● STATED PROBLEM
In one to three sentences, use the passage about Ron's Gone Wrong to explain what Sarah Smith says she personally always wants her films to do.
-- start PASSAGE SHOWN --
Writer/director Sarah Smith and writer Peter Baynham discuss Locksmith Animation’s debut feature film, an animated comedy about the budding friendship between a middle-school boy and his defective robot, hitting theaters October 22.

For decades, animation studios have been fascinated by human relationships with robots and technology. From personalized healthcare companions like Baymax in Big Hero 6 to humanity’s humble and romantic savior WALL-E, stories about robots and artificial intelligence as the best things we could ever have routinely make it onto our big and small screens. 

But Locksmith Animation was one of the first to propose that defective technology might also be humanity’s “best friend.” 

“Personally, I always want to make films that feel like they have something to say to my own kids, and to my friends’ kids, and speak to all of the stuff that we're trying to figure out as parents,” says Sarah Smith, writer and co-director with Jean-Philippe Vine and Octavio E. Rodriguez on Locksmith’s first feature film, Ron’s Gone Wrong, which hits theaters this coming Friday, October 22. The 3D/CG animated comedy features an all-star voice cast including Zach Galifianakis (A Wrinkle in Time); Jack Dylan Grazer (Shazam!); Olivia Colman (The Crown); Ed Helms (The Office); Justice Smith (Jurassic World: Fallen Kingdom); Rob Delaney (Deadpool 2); Kylie Cantrall (Gabby Duran and the Unsittables); Ricardo Hurtado (The Goldbergs); Marcus Scribner (Black-ish); and Thomas Barbusca (Chad). It’s produced by Locksmith and 20th Century Studios.
-- end PASSAGE SHOWN --
-- start EXTRACTED ENTRIES --
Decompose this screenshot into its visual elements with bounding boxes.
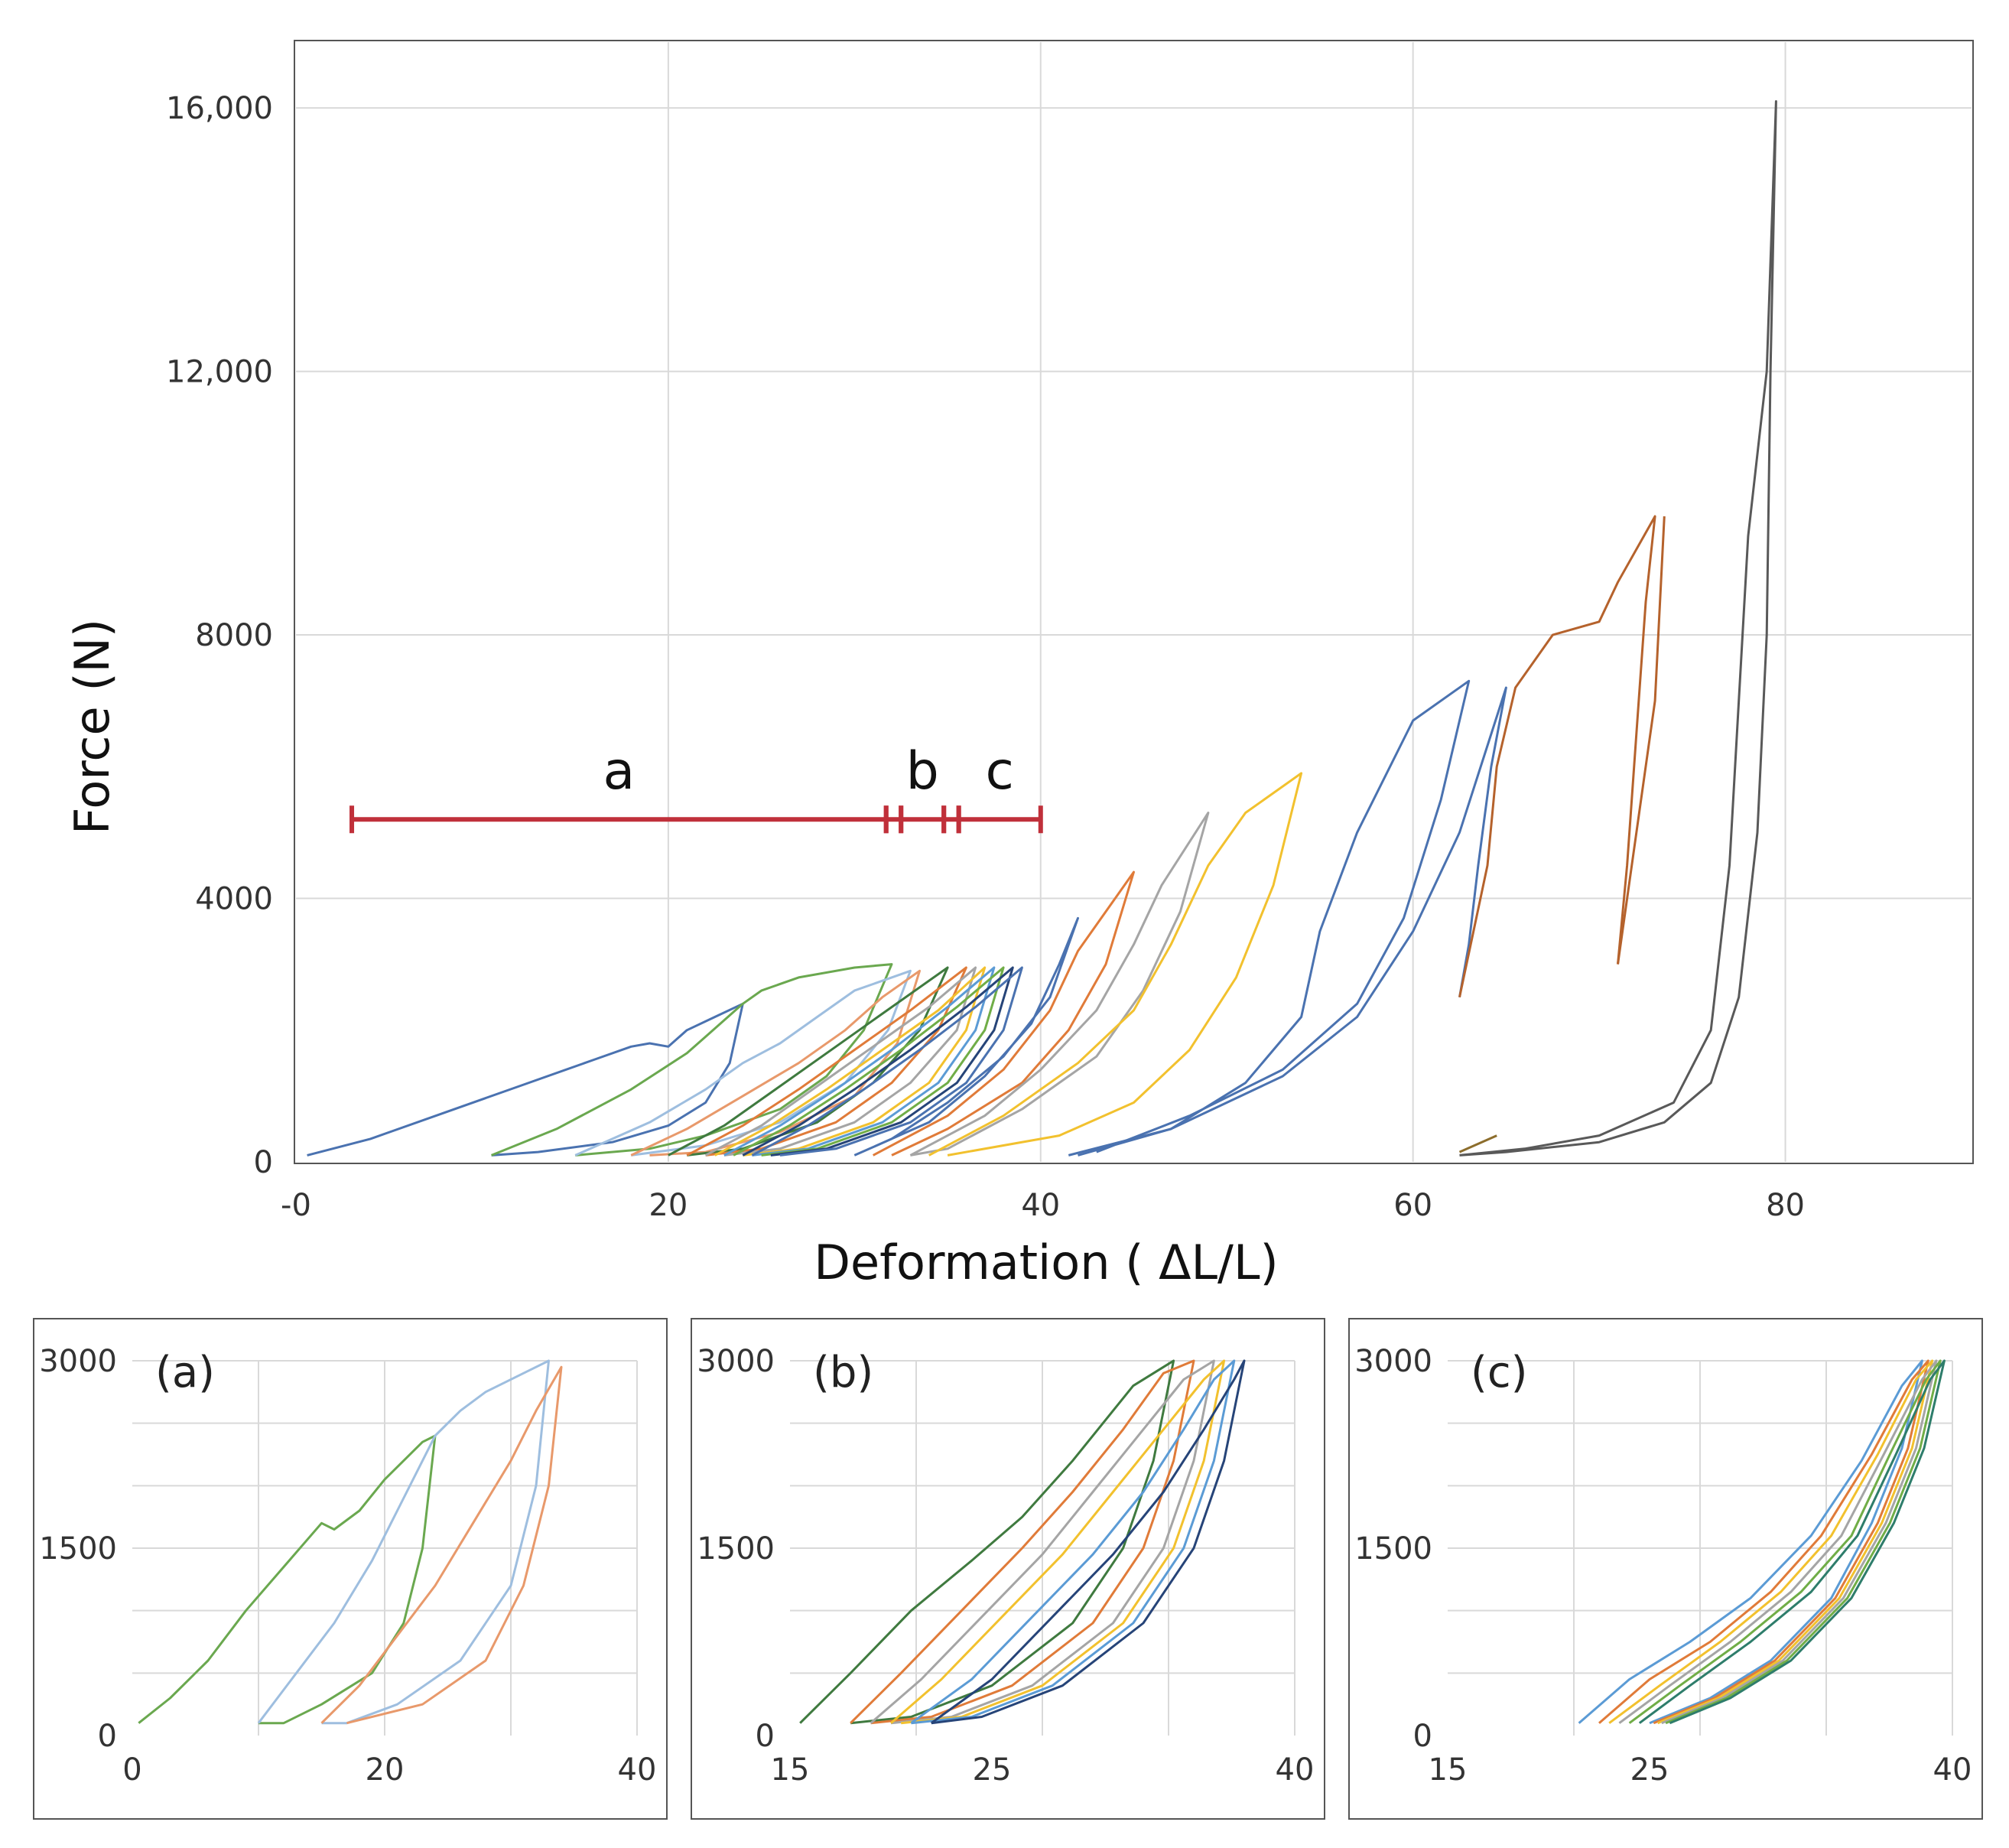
-- end EXTRACTED ENTRIES --
-- start EXTRACTED ENTRIES --
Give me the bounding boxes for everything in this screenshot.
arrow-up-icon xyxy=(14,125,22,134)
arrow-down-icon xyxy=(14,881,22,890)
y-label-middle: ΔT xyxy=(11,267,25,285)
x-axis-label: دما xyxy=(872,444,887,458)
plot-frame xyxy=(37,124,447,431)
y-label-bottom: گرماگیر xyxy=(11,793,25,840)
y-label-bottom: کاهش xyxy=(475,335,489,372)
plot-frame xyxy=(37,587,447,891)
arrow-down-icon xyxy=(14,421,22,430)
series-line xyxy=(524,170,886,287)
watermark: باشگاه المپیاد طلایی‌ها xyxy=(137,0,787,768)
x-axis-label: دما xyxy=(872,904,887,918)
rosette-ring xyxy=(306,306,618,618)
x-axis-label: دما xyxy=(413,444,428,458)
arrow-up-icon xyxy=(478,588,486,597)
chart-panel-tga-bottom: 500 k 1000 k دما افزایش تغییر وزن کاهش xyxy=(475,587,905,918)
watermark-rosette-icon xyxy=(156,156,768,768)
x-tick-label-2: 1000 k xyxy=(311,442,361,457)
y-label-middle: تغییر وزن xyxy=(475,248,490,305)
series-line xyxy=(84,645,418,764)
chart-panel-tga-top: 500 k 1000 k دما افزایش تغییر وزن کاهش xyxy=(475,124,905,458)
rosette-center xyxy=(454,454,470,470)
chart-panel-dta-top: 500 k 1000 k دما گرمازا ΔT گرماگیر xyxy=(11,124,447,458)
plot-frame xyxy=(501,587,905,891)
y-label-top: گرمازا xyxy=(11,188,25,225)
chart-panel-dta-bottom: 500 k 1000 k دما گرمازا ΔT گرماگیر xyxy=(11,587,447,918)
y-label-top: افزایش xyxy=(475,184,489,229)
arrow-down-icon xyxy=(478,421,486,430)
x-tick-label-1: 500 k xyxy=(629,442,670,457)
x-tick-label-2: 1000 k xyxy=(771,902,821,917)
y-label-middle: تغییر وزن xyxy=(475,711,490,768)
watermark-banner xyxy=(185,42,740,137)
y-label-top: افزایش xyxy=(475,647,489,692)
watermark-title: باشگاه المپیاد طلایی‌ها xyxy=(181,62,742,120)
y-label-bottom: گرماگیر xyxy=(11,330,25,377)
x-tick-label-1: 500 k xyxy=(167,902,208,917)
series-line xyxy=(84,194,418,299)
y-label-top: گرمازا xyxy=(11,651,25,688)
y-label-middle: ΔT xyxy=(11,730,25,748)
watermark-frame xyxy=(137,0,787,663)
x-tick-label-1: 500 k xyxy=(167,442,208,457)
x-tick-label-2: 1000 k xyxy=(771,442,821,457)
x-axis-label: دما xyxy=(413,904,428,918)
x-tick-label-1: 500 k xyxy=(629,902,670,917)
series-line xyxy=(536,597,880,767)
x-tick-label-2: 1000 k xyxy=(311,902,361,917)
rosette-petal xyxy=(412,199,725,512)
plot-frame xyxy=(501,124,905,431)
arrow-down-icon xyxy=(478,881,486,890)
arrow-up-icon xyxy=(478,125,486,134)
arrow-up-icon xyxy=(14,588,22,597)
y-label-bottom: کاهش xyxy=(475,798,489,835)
-- end EXTRACTED ENTRIES --
-- start EXTRACTED ENTRIES --
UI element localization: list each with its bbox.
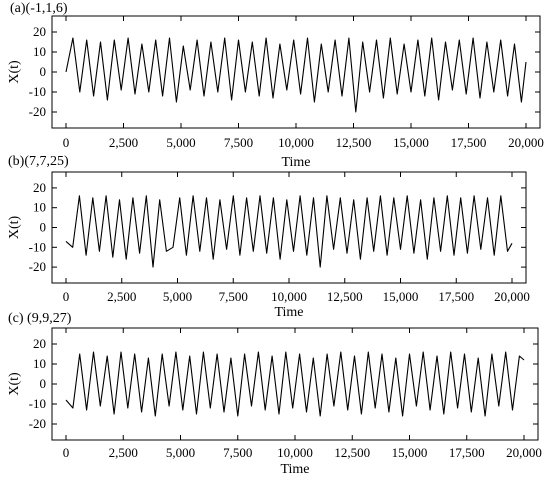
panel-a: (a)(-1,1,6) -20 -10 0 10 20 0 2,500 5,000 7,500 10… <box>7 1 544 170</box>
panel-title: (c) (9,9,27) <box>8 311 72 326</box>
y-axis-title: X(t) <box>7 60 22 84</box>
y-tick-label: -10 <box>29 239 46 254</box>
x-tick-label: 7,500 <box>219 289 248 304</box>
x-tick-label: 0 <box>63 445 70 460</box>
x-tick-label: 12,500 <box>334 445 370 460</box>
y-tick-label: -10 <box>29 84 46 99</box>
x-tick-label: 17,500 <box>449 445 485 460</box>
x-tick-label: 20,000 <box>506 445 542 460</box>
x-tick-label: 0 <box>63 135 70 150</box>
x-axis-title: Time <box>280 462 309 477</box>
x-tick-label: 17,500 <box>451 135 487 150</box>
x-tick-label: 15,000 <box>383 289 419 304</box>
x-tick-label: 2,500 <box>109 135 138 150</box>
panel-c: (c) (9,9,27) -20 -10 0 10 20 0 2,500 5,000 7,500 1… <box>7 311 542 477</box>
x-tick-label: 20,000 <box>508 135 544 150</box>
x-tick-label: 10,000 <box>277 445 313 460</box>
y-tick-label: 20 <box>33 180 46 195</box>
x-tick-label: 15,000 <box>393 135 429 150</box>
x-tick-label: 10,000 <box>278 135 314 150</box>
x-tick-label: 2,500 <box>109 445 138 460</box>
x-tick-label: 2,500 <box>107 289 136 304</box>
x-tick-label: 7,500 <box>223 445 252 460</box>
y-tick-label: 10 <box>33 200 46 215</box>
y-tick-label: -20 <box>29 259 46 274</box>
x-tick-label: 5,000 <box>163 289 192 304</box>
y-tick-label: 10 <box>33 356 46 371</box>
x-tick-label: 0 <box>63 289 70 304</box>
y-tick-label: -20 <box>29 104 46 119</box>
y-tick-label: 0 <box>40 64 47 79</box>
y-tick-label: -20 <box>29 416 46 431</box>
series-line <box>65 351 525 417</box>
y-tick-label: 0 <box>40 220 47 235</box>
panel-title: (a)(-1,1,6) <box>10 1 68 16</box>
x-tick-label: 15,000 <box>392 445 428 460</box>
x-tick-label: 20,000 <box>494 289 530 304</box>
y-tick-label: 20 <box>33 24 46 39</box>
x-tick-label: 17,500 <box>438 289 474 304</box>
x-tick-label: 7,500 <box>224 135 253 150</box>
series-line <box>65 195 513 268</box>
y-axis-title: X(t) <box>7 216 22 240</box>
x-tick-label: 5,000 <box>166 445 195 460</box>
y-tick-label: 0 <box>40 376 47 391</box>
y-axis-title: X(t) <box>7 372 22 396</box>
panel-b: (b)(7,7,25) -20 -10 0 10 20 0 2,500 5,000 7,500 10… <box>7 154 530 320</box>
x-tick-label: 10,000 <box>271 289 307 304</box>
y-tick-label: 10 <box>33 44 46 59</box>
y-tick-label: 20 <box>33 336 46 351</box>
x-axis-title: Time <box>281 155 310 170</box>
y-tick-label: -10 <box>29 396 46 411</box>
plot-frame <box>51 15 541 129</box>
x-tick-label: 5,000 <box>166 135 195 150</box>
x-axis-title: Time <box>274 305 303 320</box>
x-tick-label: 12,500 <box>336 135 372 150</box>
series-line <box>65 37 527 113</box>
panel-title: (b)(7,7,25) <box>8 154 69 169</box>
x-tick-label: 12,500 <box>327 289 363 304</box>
-- end EXTRACTED ENTRIES --
● SOLUTION
Sarah Smith says she always wants to make films that feel like they have something to say to her own kids and her friends' kids. She also wants them to speak to the things she and other parents are trying to figure out.